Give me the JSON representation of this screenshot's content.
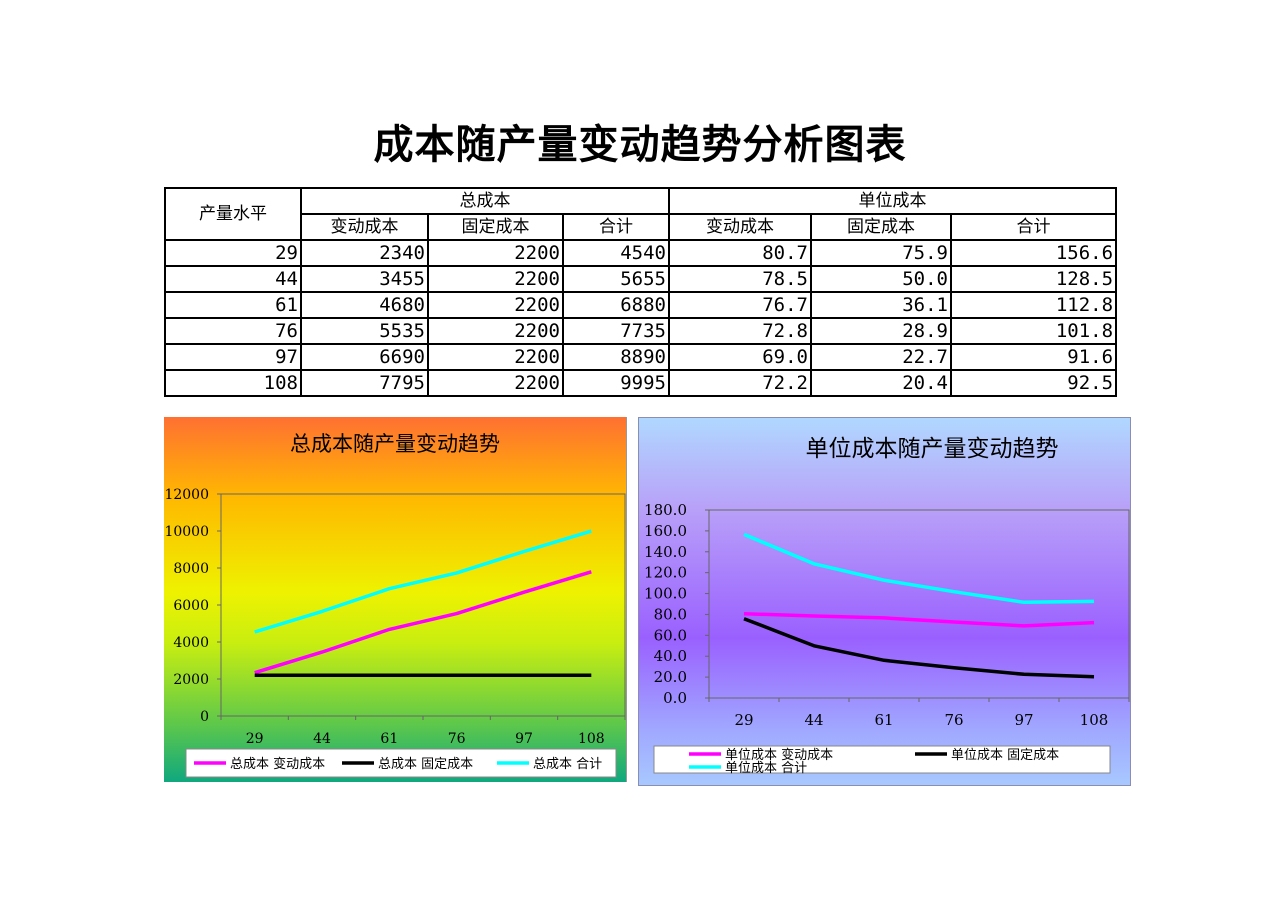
{
  "page_title": "成本随产量变动趋势分析图表",
  "table": {
    "col_level": "产量水平",
    "group_total": "总成本",
    "group_unit": "单位成本",
    "sub_headers": [
      "变动成本",
      "固定成本",
      "合计",
      "变动成本",
      "固定成本",
      "合计"
    ],
    "rows": [
      [
        "29",
        "2340",
        "2200",
        "4540",
        "80.7",
        "75.9",
        "156.6"
      ],
      [
        "44",
        "3455",
        "2200",
        "5655",
        "78.5",
        "50.0",
        "128.5"
      ],
      [
        "61",
        "4680",
        "2200",
        "6880",
        "76.7",
        "36.1",
        "112.8"
      ],
      [
        "76",
        "5535",
        "2200",
        "7735",
        "72.8",
        "28.9",
        "101.8"
      ],
      [
        "97",
        "6690",
        "2200",
        "8890",
        "69.0",
        "22.7",
        "91.6"
      ],
      [
        "108",
        "7795",
        "2200",
        "9995",
        "72.2",
        "20.4",
        "92.5"
      ]
    ]
  },
  "chart_data": [
    {
      "type": "line",
      "title": "总成本随产量变动趋势",
      "categories": [
        "29",
        "44",
        "61",
        "76",
        "97",
        "108"
      ],
      "ylim": [
        0,
        12000
      ],
      "yticks": [
        "0",
        "2000",
        "4000",
        "6000",
        "8000",
        "10000",
        "12000"
      ],
      "grid": false,
      "legend_position": "bottom",
      "series": [
        {
          "name": "总成本 变动成本",
          "color": "#ff00ff",
          "values": [
            2340,
            3455,
            4680,
            5535,
            6690,
            7795
          ]
        },
        {
          "name": "总成本 固定成本",
          "color": "#000000",
          "values": [
            2200,
            2200,
            2200,
            2200,
            2200,
            2200
          ]
        },
        {
          "name": "总成本 合计",
          "color": "#00ffff",
          "values": [
            4540,
            5655,
            6880,
            7735,
            8890,
            9995
          ]
        }
      ]
    },
    {
      "type": "line",
      "title": "单位成本随产量变动趋势",
      "categories": [
        "29",
        "44",
        "61",
        "76",
        "97",
        "108"
      ],
      "ylim": [
        0,
        180
      ],
      "yticks": [
        "0.0",
        "20.0",
        "40.0",
        "60.0",
        "80.0",
        "100.0",
        "120.0",
        "140.0",
        "160.0",
        "180.0"
      ],
      "grid": false,
      "legend_position": "bottom",
      "series": [
        {
          "name": "单位成本 变动成本",
          "color": "#ff00ff",
          "values": [
            80.7,
            78.5,
            76.7,
            72.8,
            69.0,
            72.2
          ]
        },
        {
          "name": "单位成本 固定成本",
          "color": "#000000",
          "values": [
            75.9,
            50.0,
            36.1,
            28.9,
            22.7,
            20.4
          ]
        },
        {
          "name": "单位成本 合计",
          "color": "#00ffff",
          "values": [
            156.6,
            128.5,
            112.8,
            101.8,
            91.6,
            92.5
          ]
        }
      ]
    }
  ]
}
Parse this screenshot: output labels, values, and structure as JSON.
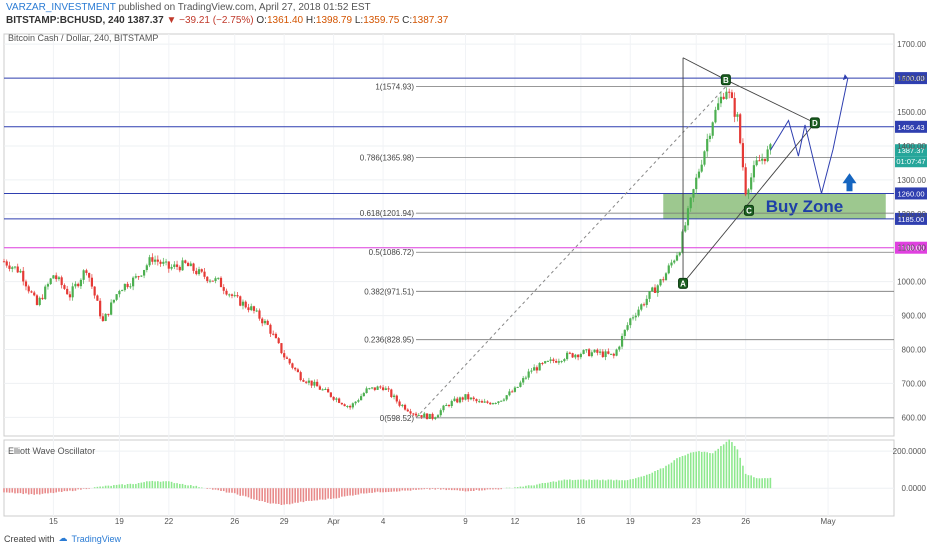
{
  "header": {
    "user": "VARZAR_INVESTMENT",
    "published": "published on TradingView.com, April 27, 2018 01:52 EST",
    "symbol": "BITSTAMP:BCHUSD, 240",
    "last": "1387.37",
    "change": "▼ −39.21 (−2.75%)",
    "open_label": "O:",
    "open": "1361.40",
    "high_label": "H:",
    "high": "1398.79",
    "low_label": "L:",
    "low": "1359.75",
    "close_label": "C:",
    "close": "1387.37"
  },
  "chart_title": "Bitcoin Cash / Dollar, 240, BITSTAMP",
  "oscillator_title": "Elliott Wave Oscillator",
  "footer": {
    "created_with": "Created with",
    "brand": "TradingView"
  },
  "chart_data": {
    "type": "candlestick",
    "y_ticks": [
      600,
      700,
      800,
      900,
      1000,
      1100,
      1200,
      1300,
      1400,
      1500,
      1600,
      1700
    ],
    "y_tick_labels": [
      "600.00",
      "700.00",
      "800.00",
      "900.00",
      "1000.00",
      "1100.00",
      "1200.00",
      "1300.00",
      "1400.00",
      "1500.00",
      "1600.00",
      "1700.00"
    ],
    "ylim": [
      545,
      1730
    ],
    "osc_ticks": [
      {
        "value": 200,
        "label": "200.0000"
      },
      {
        "value": 0,
        "label": "0.0000"
      }
    ],
    "osc_ylim": [
      -150,
      260
    ],
    "x_ticks": [
      {
        "label": "15",
        "day": 3
      },
      {
        "label": "19",
        "day": 7
      },
      {
        "label": "22",
        "day": 10
      },
      {
        "label": "26",
        "day": 14
      },
      {
        "label": "29",
        "day": 17
      },
      {
        "label": "Apr",
        "day": 20
      },
      {
        "label": "4",
        "day": 23
      },
      {
        "label": "9",
        "day": 28
      },
      {
        "label": "12",
        "day": 31
      },
      {
        "label": "16",
        "day": 35
      },
      {
        "label": "19",
        "day": 38
      },
      {
        "label": "23",
        "day": 42
      },
      {
        "label": "26",
        "day": 45
      },
      {
        "label": "May",
        "day": 50
      }
    ],
    "xlim_days": [
      0,
      54
    ],
    "price_path": [
      [
        0,
        1060
      ],
      [
        1,
        1030
      ],
      [
        2,
        930
      ],
      [
        3,
        1020
      ],
      [
        4,
        960
      ],
      [
        5,
        1040
      ],
      [
        6,
        880
      ],
      [
        7,
        980
      ],
      [
        8,
        1010
      ],
      [
        9,
        1070
      ],
      [
        10,
        1040
      ],
      [
        11,
        1050
      ],
      [
        12,
        1020
      ],
      [
        13,
        1000
      ],
      [
        14,
        950
      ],
      [
        15,
        920
      ],
      [
        16,
        870
      ],
      [
        17,
        780
      ],
      [
        18,
        720
      ],
      [
        19,
        690
      ],
      [
        20,
        660
      ],
      [
        21,
        630
      ],
      [
        22,
        680
      ],
      [
        23,
        690
      ],
      [
        24,
        640
      ],
      [
        25,
        610
      ],
      [
        26,
        600
      ],
      [
        27,
        640
      ],
      [
        28,
        660
      ],
      [
        29,
        640
      ],
      [
        30,
        650
      ],
      [
        31,
        680
      ],
      [
        32,
        740
      ],
      [
        33,
        760
      ],
      [
        34,
        780
      ],
      [
        35,
        790
      ],
      [
        36,
        790
      ],
      [
        37,
        780
      ],
      [
        38,
        890
      ],
      [
        39,
        950
      ],
      [
        40,
        1010
      ],
      [
        41,
        1100
      ],
      [
        42,
        1300
      ],
      [
        43,
        1480
      ],
      [
        43.8,
        1575
      ],
      [
        44.5,
        1480
      ],
      [
        45,
        1270
      ],
      [
        45.7,
        1350
      ],
      [
        46.5,
        1387
      ]
    ],
    "osc_path": [
      [
        0,
        -20
      ],
      [
        2,
        -35
      ],
      [
        4,
        -15
      ],
      [
        6,
        10
      ],
      [
        8,
        25
      ],
      [
        9,
        40
      ],
      [
        10,
        35
      ],
      [
        12,
        5
      ],
      [
        14,
        -30
      ],
      [
        16,
        -80
      ],
      [
        17,
        -90
      ],
      [
        18,
        -75
      ],
      [
        20,
        -55
      ],
      [
        22,
        -25
      ],
      [
        24,
        -15
      ],
      [
        26,
        -5
      ],
      [
        28,
        -15
      ],
      [
        30,
        -5
      ],
      [
        32,
        15
      ],
      [
        34,
        45
      ],
      [
        36,
        45
      ],
      [
        38,
        45
      ],
      [
        39,
        70
      ],
      [
        40,
        110
      ],
      [
        41,
        170
      ],
      [
        42,
        200
      ],
      [
        43,
        190
      ],
      [
        43.5,
        225
      ],
      [
        44,
        265
      ],
      [
        44.5,
        210
      ],
      [
        45,
        80
      ],
      [
        45.6,
        55
      ],
      [
        46.5,
        55
      ]
    ],
    "fib_levels": [
      {
        "label": "1(1574.93)",
        "value": 1574.93
      },
      {
        "label": "0.786(1365.98)",
        "value": 1365.98
      },
      {
        "label": "0.618(1201.94)",
        "value": 1201.94
      },
      {
        "label": "0.5(1086.72)",
        "value": 1086.72
      },
      {
        "label": "0.382(971.51)",
        "value": 971.51
      },
      {
        "label": "0.236(828.95)",
        "value": 828.95
      },
      {
        "label": "0(598.52)",
        "value": 598.52
      }
    ],
    "h_lines": [
      {
        "value": 1600,
        "label": "1600.00",
        "color": "#2f3fb0"
      },
      {
        "value": 1456.43,
        "label": "1456.43",
        "color": "#2f3fb0"
      },
      {
        "value": 1260,
        "label": "1260.00",
        "color": "#2f3fb0"
      },
      {
        "value": 1185,
        "label": "1185.00",
        "color": "#2f3fb0"
      },
      {
        "value": 1100,
        "label": "1100.00",
        "color": "#e040e0"
      }
    ],
    "price_box_labels": {
      "last": "1387.37",
      "countdown": "01:07:47"
    },
    "waves": [
      {
        "label": "A",
        "day": 41.2,
        "value": 995
      },
      {
        "label": "B",
        "day": 43.8,
        "value": 1595
      },
      {
        "label": "C",
        "day": 45.2,
        "value": 1210
      },
      {
        "label": "D",
        "day": 49.2,
        "value": 1468
      }
    ],
    "buy_zone": {
      "label": "Buy Zone",
      "day_from": 40,
      "day_to": 53.5,
      "from": 1185,
      "to": 1260
    },
    "colors": {
      "up": "#4caf50",
      "down": "#e53935",
      "osc_up": "#8ee88e",
      "osc_down": "#e88a8a",
      "fib": "#777777",
      "path": "#2f3fb0"
    }
  }
}
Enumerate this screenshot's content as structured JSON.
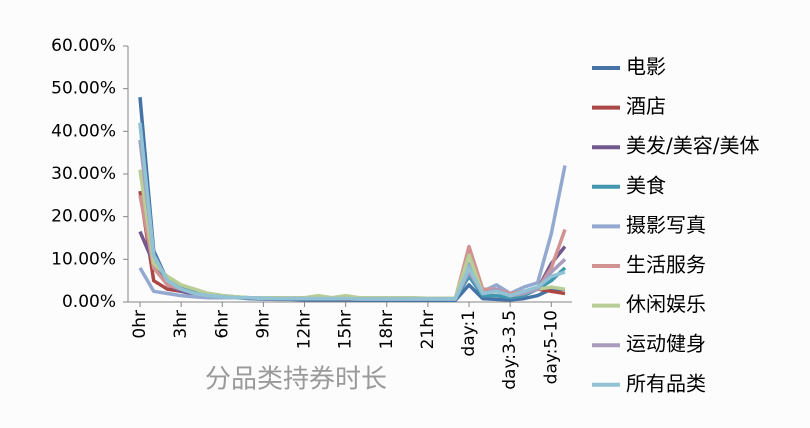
{
  "chart_data": {
    "type": "line",
    "x_label": "分品类持券时长",
    "categories": [
      "0hr",
      null,
      null,
      "3hr",
      null,
      null,
      "6hr",
      null,
      null,
      "9hr",
      null,
      null,
      "12hr",
      null,
      null,
      "15hr",
      null,
      null,
      "18hr",
      null,
      null,
      "21hr",
      null,
      null,
      "day:1",
      null,
      null,
      "day:3-3.5",
      null,
      null,
      "day:5-10",
      null
    ],
    "ylim": [
      0,
      60
    ],
    "yticks": [
      {
        "value": 0,
        "label": "0.00%"
      },
      {
        "value": 10,
        "label": "10.00%"
      },
      {
        "value": 20,
        "label": "20.00%"
      },
      {
        "value": 30,
        "label": "30.00%"
      },
      {
        "value": 40,
        "label": "40.00%"
      },
      {
        "value": 50,
        "label": "50.00%"
      },
      {
        "value": 60,
        "label": "60.00%"
      }
    ],
    "legend": "right",
    "series": [
      {
        "name": "电影",
        "color": "#4572a7",
        "values": [
          48,
          12,
          5,
          3,
          2,
          1.5,
          1.2,
          1,
          0.8,
          0.7,
          0.6,
          0.6,
          0.5,
          0.5,
          0.5,
          0.5,
          0.4,
          0.4,
          0.4,
          0.4,
          0.4,
          0.4,
          0.4,
          0.4,
          4,
          0.8,
          0.6,
          0.5,
          0.8,
          1.5,
          3,
          3
        ]
      },
      {
        "name": "酒店",
        "color": "#aa4643",
        "values": [
          26,
          5,
          3,
          2.5,
          2,
          1.5,
          1.2,
          1,
          1,
          0.9,
          0.8,
          0.8,
          0.8,
          0.8,
          0.8,
          0.7,
          0.7,
          0.7,
          0.7,
          0.7,
          0.7,
          0.7,
          0.7,
          0.7,
          12,
          2.5,
          2.5,
          1.5,
          2,
          3,
          2.5,
          2
        ]
      },
      {
        "name": "美发/美容/美体",
        "color": "#71588f",
        "values": [
          16.5,
          9,
          4,
          2.5,
          1.8,
          1.5,
          1.2,
          1,
          1,
          0.9,
          0.8,
          0.8,
          0.8,
          0.8,
          0.8,
          0.7,
          0.7,
          0.7,
          0.7,
          0.7,
          0.7,
          0.7,
          0.7,
          0.7,
          8,
          2,
          2.5,
          1.5,
          2,
          3,
          9,
          13
        ]
      },
      {
        "name": "美食",
        "color": "#4198af",
        "values": [
          42,
          10,
          5,
          3.5,
          2.5,
          2,
          1.5,
          1.2,
          1,
          1,
          0.9,
          0.9,
          0.8,
          0.8,
          0.8,
          0.8,
          0.7,
          0.7,
          0.7,
          0.7,
          0.7,
          0.7,
          0.7,
          0.7,
          6,
          1.5,
          1.5,
          1,
          1.5,
          3,
          5,
          8
        ]
      },
      {
        "name": "摄影写真",
        "color": "#93a9cf",
        "values": [
          8,
          2.5,
          2,
          1.5,
          1.2,
          1,
          1,
          1,
          1,
          0.9,
          0.9,
          0.9,
          0.9,
          0.9,
          0.9,
          0.9,
          0.8,
          0.8,
          0.8,
          0.8,
          0.8,
          0.8,
          0.8,
          0.8,
          9,
          2.5,
          4,
          2,
          3.5,
          4.5,
          16,
          32
        ]
      },
      {
        "name": "生活服务",
        "color": "#d19392",
        "values": [
          25,
          8,
          4,
          3,
          2,
          1.5,
          1.2,
          1,
          1,
          0.9,
          0.8,
          0.8,
          0.8,
          0.8,
          0.8,
          0.8,
          0.7,
          0.7,
          0.7,
          0.7,
          0.7,
          0.7,
          0.7,
          0.7,
          13,
          3,
          3,
          2,
          2.5,
          3,
          8,
          17
        ]
      },
      {
        "name": "休闲娱乐",
        "color": "#b9cd96",
        "values": [
          31,
          9,
          6,
          4,
          3,
          2,
          1.5,
          1.2,
          1,
          1,
          1,
          1,
          1,
          1.5,
          1,
          1.5,
          1,
          1,
          1,
          1,
          1,
          0.9,
          0.9,
          0.9,
          11,
          2,
          2.5,
          1.5,
          2,
          3,
          3.5,
          3
        ]
      },
      {
        "name": "运动健身",
        "color": "#a99bbd",
        "values": [
          38,
          11,
          5,
          3,
          2,
          1.5,
          1.2,
          1,
          1,
          0.9,
          0.8,
          0.8,
          0.8,
          0.8,
          0.8,
          0.8,
          0.7,
          0.7,
          0.7,
          0.7,
          0.7,
          0.7,
          0.7,
          0.7,
          7,
          2,
          3,
          1.5,
          2,
          3,
          7,
          10
        ]
      },
      {
        "name": "所有品类",
        "color": "#91c3d5",
        "values": [
          42,
          11,
          5,
          3,
          2,
          1.5,
          1.2,
          1,
          1,
          0.9,
          0.8,
          0.8,
          0.8,
          0.8,
          0.8,
          0.8,
          0.7,
          0.7,
          0.7,
          0.7,
          0.7,
          0.7,
          0.7,
          0.7,
          8,
          2,
          2.5,
          1.5,
          2.5,
          3.5,
          6,
          7
        ]
      }
    ]
  }
}
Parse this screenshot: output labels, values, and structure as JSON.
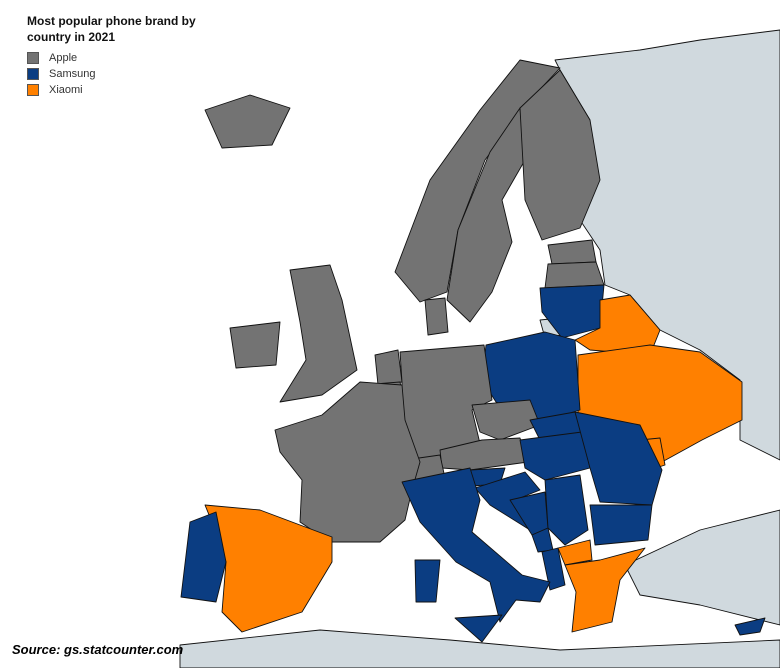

□ □ □

Give the number of lines in the entries that include the string "this", and nothing more.

EXERCISE OUTPUT: 4